» **Information given**
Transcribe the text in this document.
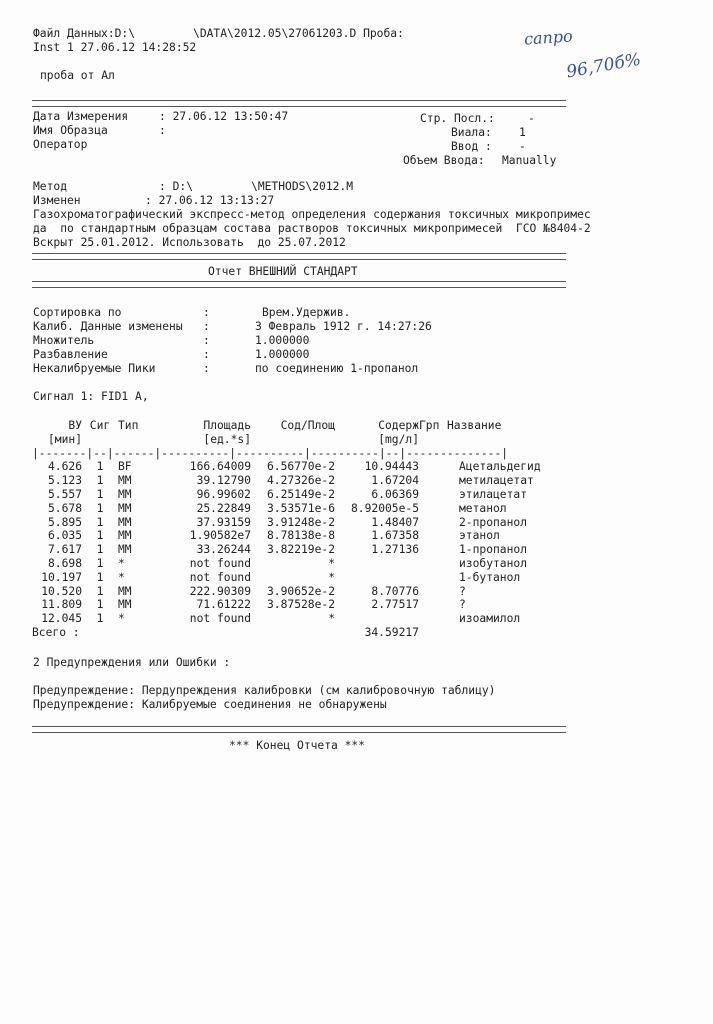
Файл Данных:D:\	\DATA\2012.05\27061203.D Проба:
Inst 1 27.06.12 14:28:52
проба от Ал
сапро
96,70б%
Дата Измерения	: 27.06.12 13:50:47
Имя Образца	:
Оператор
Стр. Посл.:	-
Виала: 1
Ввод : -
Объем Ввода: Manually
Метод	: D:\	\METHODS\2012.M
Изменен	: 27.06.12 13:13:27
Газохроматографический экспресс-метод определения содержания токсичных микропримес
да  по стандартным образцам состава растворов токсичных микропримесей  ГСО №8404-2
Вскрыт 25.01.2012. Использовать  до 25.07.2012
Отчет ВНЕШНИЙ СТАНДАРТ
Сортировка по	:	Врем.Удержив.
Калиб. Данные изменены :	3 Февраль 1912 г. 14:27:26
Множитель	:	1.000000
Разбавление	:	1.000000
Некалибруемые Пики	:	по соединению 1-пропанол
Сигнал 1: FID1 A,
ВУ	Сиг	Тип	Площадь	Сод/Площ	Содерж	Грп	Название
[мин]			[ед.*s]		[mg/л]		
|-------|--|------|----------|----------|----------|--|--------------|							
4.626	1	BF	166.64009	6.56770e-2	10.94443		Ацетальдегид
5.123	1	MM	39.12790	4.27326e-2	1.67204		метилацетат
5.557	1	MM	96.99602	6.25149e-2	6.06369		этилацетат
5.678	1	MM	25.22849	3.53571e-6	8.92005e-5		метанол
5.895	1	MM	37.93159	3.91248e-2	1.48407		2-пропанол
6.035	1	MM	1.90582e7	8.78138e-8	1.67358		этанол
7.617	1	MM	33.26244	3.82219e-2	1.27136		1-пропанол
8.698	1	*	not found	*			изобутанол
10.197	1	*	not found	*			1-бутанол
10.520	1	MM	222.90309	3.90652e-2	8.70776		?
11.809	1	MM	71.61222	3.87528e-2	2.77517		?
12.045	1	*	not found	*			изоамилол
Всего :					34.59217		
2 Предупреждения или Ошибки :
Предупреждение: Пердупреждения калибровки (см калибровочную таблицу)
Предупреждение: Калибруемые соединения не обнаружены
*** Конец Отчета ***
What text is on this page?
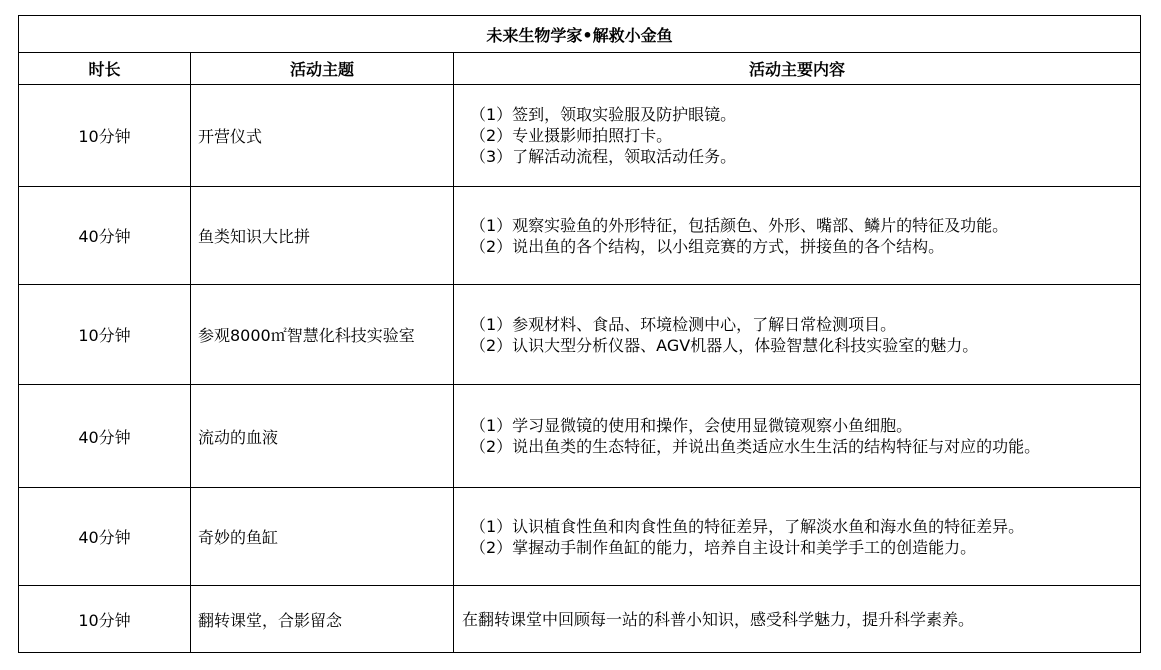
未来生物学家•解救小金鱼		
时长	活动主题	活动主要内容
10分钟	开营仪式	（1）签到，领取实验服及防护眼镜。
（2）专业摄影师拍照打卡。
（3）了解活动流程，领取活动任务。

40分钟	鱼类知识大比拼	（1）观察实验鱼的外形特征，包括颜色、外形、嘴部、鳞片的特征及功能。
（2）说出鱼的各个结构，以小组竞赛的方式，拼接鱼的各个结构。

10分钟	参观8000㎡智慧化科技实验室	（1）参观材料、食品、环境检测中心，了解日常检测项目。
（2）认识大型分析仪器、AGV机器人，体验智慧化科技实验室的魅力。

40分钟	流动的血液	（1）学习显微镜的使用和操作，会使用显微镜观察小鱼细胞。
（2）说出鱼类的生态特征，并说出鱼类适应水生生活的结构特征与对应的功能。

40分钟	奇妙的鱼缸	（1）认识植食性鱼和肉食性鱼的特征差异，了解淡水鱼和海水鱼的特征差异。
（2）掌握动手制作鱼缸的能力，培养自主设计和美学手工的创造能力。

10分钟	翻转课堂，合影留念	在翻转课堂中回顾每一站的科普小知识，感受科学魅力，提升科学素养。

» **Direction**
Copy each line that contains the word "пропанол".

» **Exercise solution**
Некалибруемые Пики	:	по соединению 1-пропанол
5.895	1	MM	37.93159	3.91248e-2	1.48407		2-пропанол
7.617	1	MM	33.26244	3.82219e-2	1.27136		1-пропанол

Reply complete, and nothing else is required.